== INSTRUCTIONS TO FOLLOW ==
Repeat the records below exactly, leaving out every picture.

--- START OF RECORD EXTRACTS ---

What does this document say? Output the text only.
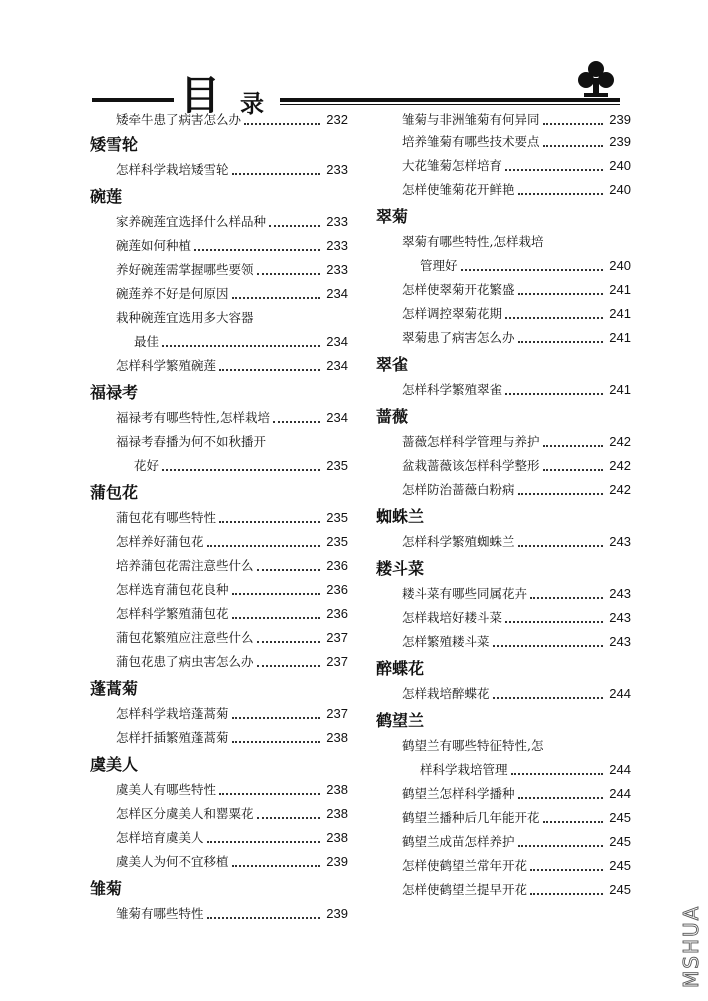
目 录
矮牵牛患了病害怎么办	232
矮雪轮
怎样科学栽培矮雪轮	233
碗莲
家养碗莲宜选择什么样品种	233
碗莲如何种植	233
养好碗莲需掌握哪些要领	233
碗莲养不好是何原因	234
栽种碗莲宜选用多大容器
最佳	234
怎样科学繁殖碗莲	234
福禄考
福禄考有哪些特性,怎样栽培	234
福禄考春播为何不如秋播开
花好	235
蒲包花
蒲包花有哪些特性	235
怎样养好蒲包花	235
培养蒲包花需注意些什么	236
怎样选育蒲包花良种	236
怎样科学繁殖蒲包花	236
蒲包花繁殖应注意些什么	237
蒲包花患了病虫害怎么办	237
蓬蒿菊
怎样科学栽培蓬蒿菊	237
怎样扦插繁殖蓬蒿菊	238
虞美人
虞美人有哪些特性	238
怎样区分虞美人和罂粟花	238
怎样培育虞美人	238
虞美人为何不宜移植	239
雏菊
雏菊有哪些特性	239
雏菊与非洲雏菊有何异同	239
培养雏菊有哪些技术要点	239
大花雏菊怎样培育	240
怎样使雏菊花开鲜艳	240
翠菊
翠菊有哪些特性,怎样栽培
管理好	240
怎样使翠菊开花繁盛	241
怎样调控翠菊花期	241
翠菊患了病害怎么办	241
翠雀
怎样科学繁殖翠雀	241
蔷薇
蔷薇怎样科学管理与养护	242
盆栽蔷薇该怎样科学整形	242
怎样防治蔷薇白粉病	242
蜘蛛兰
怎样科学繁殖蜘蛛兰	243
耧斗菜
耧斗菜有哪些同属花卉	243
怎样栽培好耧斗菜	243
怎样繁殖耧斗菜	243
醉蝶花
怎样栽培醉蝶花	244
鹤望兰
鹤望兰有哪些特征特性,怎
样科学栽培管理	244
鹤望兰怎样科学播种	244
鹤望兰播种后几年能开花	245
鹤望兰成苗怎样养护	245
怎样使鹤望兰常年开花	245
怎样使鹤望兰提早开花	245
MSHUA
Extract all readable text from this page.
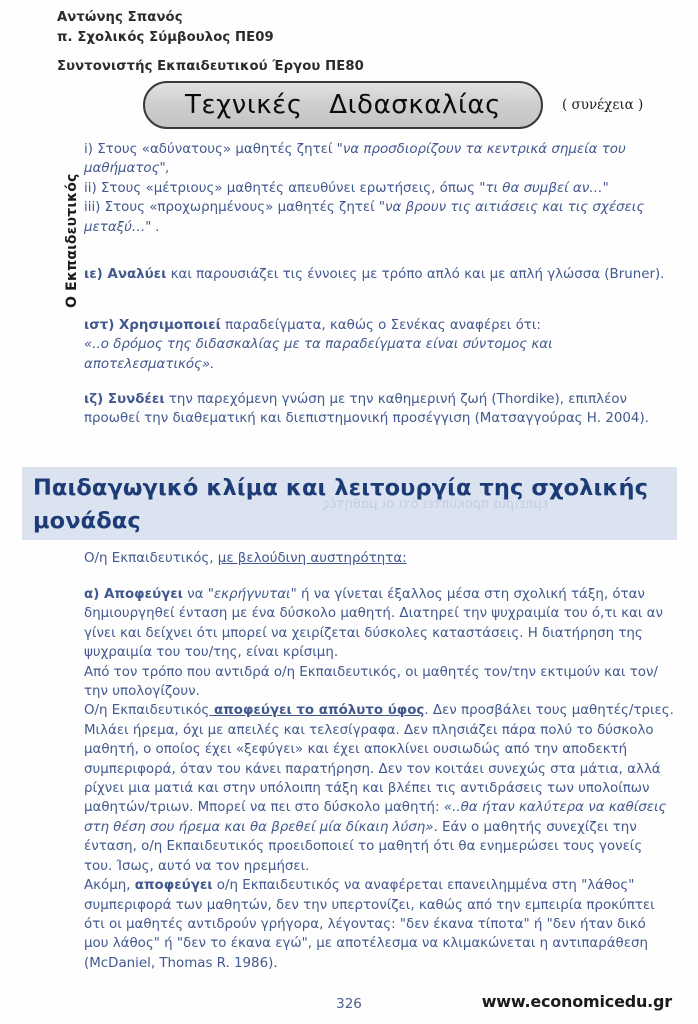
Αντώνης Σπανός
π. Σχολικός Σύμβουλος ΠΕ09
Συντονιστής Εκπαιδευτικού Έργου ΠΕ80
Τεχνικές   Διδασκαλίας	( συνέχεια )
Ο Εκπαιδευτικός

i) Στους «αδύνατους» μαθητές ζητεί "να προσδιορίζουν τα κεντρικά σημεία του μαθήματος",

ii) Στους «μέτριους» μαθητές απευθύνει ερωτήσεις, όπως "τι θα συμβεί αν…"

iii) Στους «προχωρημένους» μαθητές ζητεί "να βρουν τις αιτιάσεις και τις σχέσεις μεταξύ…" .

ιε) Αναλύει και παρουσιάζει τις έννοιες με τρόπο απλό και με απλή γλώσσα (Bruner).

ιστ) Χρησιμοποιεί παραδείγματα, καθώς ο Σενέκας αναφέρει ότι:

«..ο δρόμος της διδασκαλίας με τα παραδείγματα είναι σύντομος και αποτελεσματικός».

ιζ) Συνδέει την παρεχόμενη γνώση με την καθημερινή ζωή (Thordike), επιπλέον προωθεί την διαθεματική και διεπιστημονική προσέγγιση (Ματσαγγούρας Η. 2004).

εμπειρία προκύπτει ότι οι μαθητές
Παιδαγωγικό κλίμα και λειτουργία της σχολικής μονάδας

Ο/η Εκπαιδευτικός, με βελούδινη αυστηρότητα:

α) Αποφεύγει να "εκρήγνυται" ή να γίνεται έξαλλος μέσα στη σχολική τάξη, όταν δημιουργηθεί ένταση με ένα δύσκολο μαθητή. Διατηρεί την ψυχραιμία του ό,τι και αν γίνει και δείχνει ότι μπορεί να χειρίζεται δύσκολες καταστάσεις. Η διατήρηση της ψυχραιμία του του/της, είναι κρίσιμη.

Από τον τρόπο που αντιδρά ο/η Εκπαιδευτικός, οι μαθητές τον/την εκτιμούν και τον/την υπολογίζουν.

Ο/η Εκπαιδευτικός αποφεύγει το απόλυτο ύφος. Δεν προσβάλει τους μαθητές/τριες. Μιλάει ήρεμα, όχι με απειλές και τελεσίγραφα. Δεν πλησιάζει πάρα πολύ το δύσκολο μαθητή, ο οποίος έχει «ξεφύγει» και έχει αποκλίνει ουσιωδώς από την αποδεκτή συμπεριφορά, όταν του κάνει παρατήρηση. Δεν τον κοιτάει συνεχώς στα μάτια, αλλά ρίχνει μια ματιά και στην υπόλοιπη τάξη και βλέπει τις αντιδράσεις των υπολοίπων μαθητών/τριων. Μπορεί να πει στο δύσκολο μαθητή: «..θα ήταν καλύτερα να καθίσεις στη θέση σου ήρεμα και θα βρεθεί μία δίκαιη λύση». Εάν ο μαθητής συνεχίζει την ένταση, ο/η Εκπαιδευτικός προειδοποιεί το μαθητή ότι θα ενημερώσει τους γονείς του. Ίσως, αυτό να τον ηρεμήσει.

Ακόμη, αποφεύγει ο/η Εκπαιδευτικός να αναφέρεται επανειλημμένα στη "λάθος" συμπεριφορά των μαθητών, δεν την υπερτονίζει, καθώς από την εμπειρία προκύπτει ότι οι μαθητές αντιδρούν γρήγορα, λέγοντας: "δεν έκανα τίποτα" ή "δεν ήταν δικό μου λάθος" ή "δεν το έκανα εγώ", με αποτέλεσμα να κλιμακώνεται η αντιπαράθεση (McDaniel, Thomas R. 1986).

326	www.economicedu.gr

--- END OF RECORD EXTRACTS ---

== THE RESPONSE ==
What does this document say? Output the text only.
目 录
矮牵牛患了病害怎么办	232
矮雪轮
怎样科学栽培矮雪轮	233
碗莲
家养碗莲宜选择什么样品种	233
碗莲如何种植	233
养好碗莲需掌握哪些要领	233
碗莲养不好是何原因	234
栽种碗莲宜选用多大容器
最佳	234
怎样科学繁殖碗莲	234
福禄考
福禄考有哪些特性,怎样栽培	234
福禄考春播为何不如秋播开
花好	235
蒲包花
蒲包花有哪些特性	235
怎样养好蒲包花	235
培养蒲包花需注意些什么	236
怎样选育蒲包花良种	236
怎样科学繁殖蒲包花	236
蒲包花繁殖应注意些什么	237
蒲包花患了病虫害怎么办	237
蓬蒿菊
怎样科学栽培蓬蒿菊	237
怎样扦插繁殖蓬蒿菊	238
虞美人
虞美人有哪些特性	238
怎样区分虞美人和罂粟花	238
怎样培育虞美人	238
虞美人为何不宜移植	239
雏菊
雏菊有哪些特性	239
雏菊与非洲雏菊有何异同	239
培养雏菊有哪些技术要点	239
大花雏菊怎样培育	240
怎样使雏菊花开鲜艳	240
翠菊
翠菊有哪些特性,怎样栽培
管理好	240
怎样使翠菊开花繁盛	241
怎样调控翠菊花期	241
翠菊患了病害怎么办	241
翠雀
怎样科学繁殖翠雀	241
蔷薇
蔷薇怎样科学管理与养护	242
盆栽蔷薇该怎样科学整形	242
怎样防治蔷薇白粉病	242
蜘蛛兰
怎样科学繁殖蜘蛛兰	243
耧斗菜
耧斗菜有哪些同属花卉	243
怎样栽培好耧斗菜	243
怎样繁殖耧斗菜	243
醉蝶花
怎样栽培醉蝶花	244
鹤望兰
鹤望兰有哪些特征特性,怎
样科学栽培管理	244
鹤望兰怎样科学播种	244
鹤望兰播种后几年能开花	245
鹤望兰成苗怎样养护	245
怎样使鹤望兰常年开花	245
怎样使鹤望兰提早开花	245
MSHUA
Extract all readable text from this page.
Αντώνης Σπανός
π. Σχολικός Σύμβουλος ΠΕ09
Συντονιστής Εκπαιδευτικού Έργου ΠΕ80
Τεχνικές   Διδασκαλίας	( συνέχεια )
Ο Εκπαιδευτικός

i) Στους «αδύνατους» μαθητές ζητεί "να προσδιορίζουν τα κεντρικά σημεία του μαθήματος",

ii) Στους «μέτριους» μαθητές απευθύνει ερωτήσεις, όπως "τι θα συμβεί αν…"

iii) Στους «προχωρημένους» μαθητές ζητεί "να βρουν τις αιτιάσεις και τις σχέσεις μεταξύ…" .

ιε) Αναλύει και παρουσιάζει τις έννοιες με τρόπο απλό και με απλή γλώσσα (Bruner).

ιστ) Χρησιμοποιεί παραδείγματα, καθώς ο Σενέκας αναφέρει ότι:

«..ο δρόμος της διδασκαλίας με τα παραδείγματα είναι σύντομος και αποτελεσματικός».

ιζ) Συνδέει την παρεχόμενη γνώση με την καθημερινή ζωή (Thordike), επιπλέον προωθεί την διαθεματική και διεπιστημονική προσέγγιση (Ματσαγγούρας Η. 2004).

εμπειρία προκύπτει ότι οι μαθητές
Παιδαγωγικό κλίμα και λειτουργία της σχολικής μονάδας

Ο/η Εκπαιδευτικός, με βελούδινη αυστηρότητα:

α) Αποφεύγει να "εκρήγνυται" ή να γίνεται έξαλλος μέσα στη σχολική τάξη, όταν δημιουργηθεί ένταση με ένα δύσκολο μαθητή. Διατηρεί την ψυχραιμία του ό,τι και αν γίνει και δείχνει ότι μπορεί να χειρίζεται δύσκολες καταστάσεις. Η διατήρηση της ψυχραιμία του του/της, είναι κρίσιμη.

Από τον τρόπο που αντιδρά ο/η Εκπαιδευτικός, οι μαθητές τον/την εκτιμούν και τον/την υπολογίζουν.

Ο/η Εκπαιδευτικός αποφεύγει το απόλυτο ύφος. Δεν προσβάλει τους μαθητές/τριες. Μιλάει ήρεμα, όχι με απειλές και τελεσίγραφα. Δεν πλησιάζει πάρα πολύ το δύσκολο μαθητή, ο οποίος έχει «ξεφύγει» και έχει αποκλίνει ουσιωδώς από την αποδεκτή συμπεριφορά, όταν του κάνει παρατήρηση. Δεν τον κοιτάει συνεχώς στα μάτια, αλλά ρίχνει μια ματιά και στην υπόλοιπη τάξη και βλέπει τις αντιδράσεις των υπολοίπων μαθητών/τριων. Μπορεί να πει στο δύσκολο μαθητή: «..θα ήταν καλύτερα να καθίσεις στη θέση σου ήρεμα και θα βρεθεί μία δίκαιη λύση». Εάν ο μαθητής συνεχίζει την ένταση, ο/η Εκπαιδευτικός προειδοποιεί το μαθητή ότι θα ενημερώσει τους γονείς του. Ίσως, αυτό να τον ηρεμήσει.

Ακόμη, αποφεύγει ο/η Εκπαιδευτικός να αναφέρεται επανειλημμένα στη "λάθος" συμπεριφορά των μαθητών, δεν την υπερτονίζει, καθώς από την εμπειρία προκύπτει ότι οι μαθητές αντιδρούν γρήγορα, λέγοντας: "δεν έκανα τίποτα" ή "δεν ήταν δικό μου λάθος" ή "δεν το έκανα εγώ", με αποτέλεσμα να κλιμακώνεται η αντιπαράθεση (McDaniel, Thomas R. 1986).

326	www.economicedu.gr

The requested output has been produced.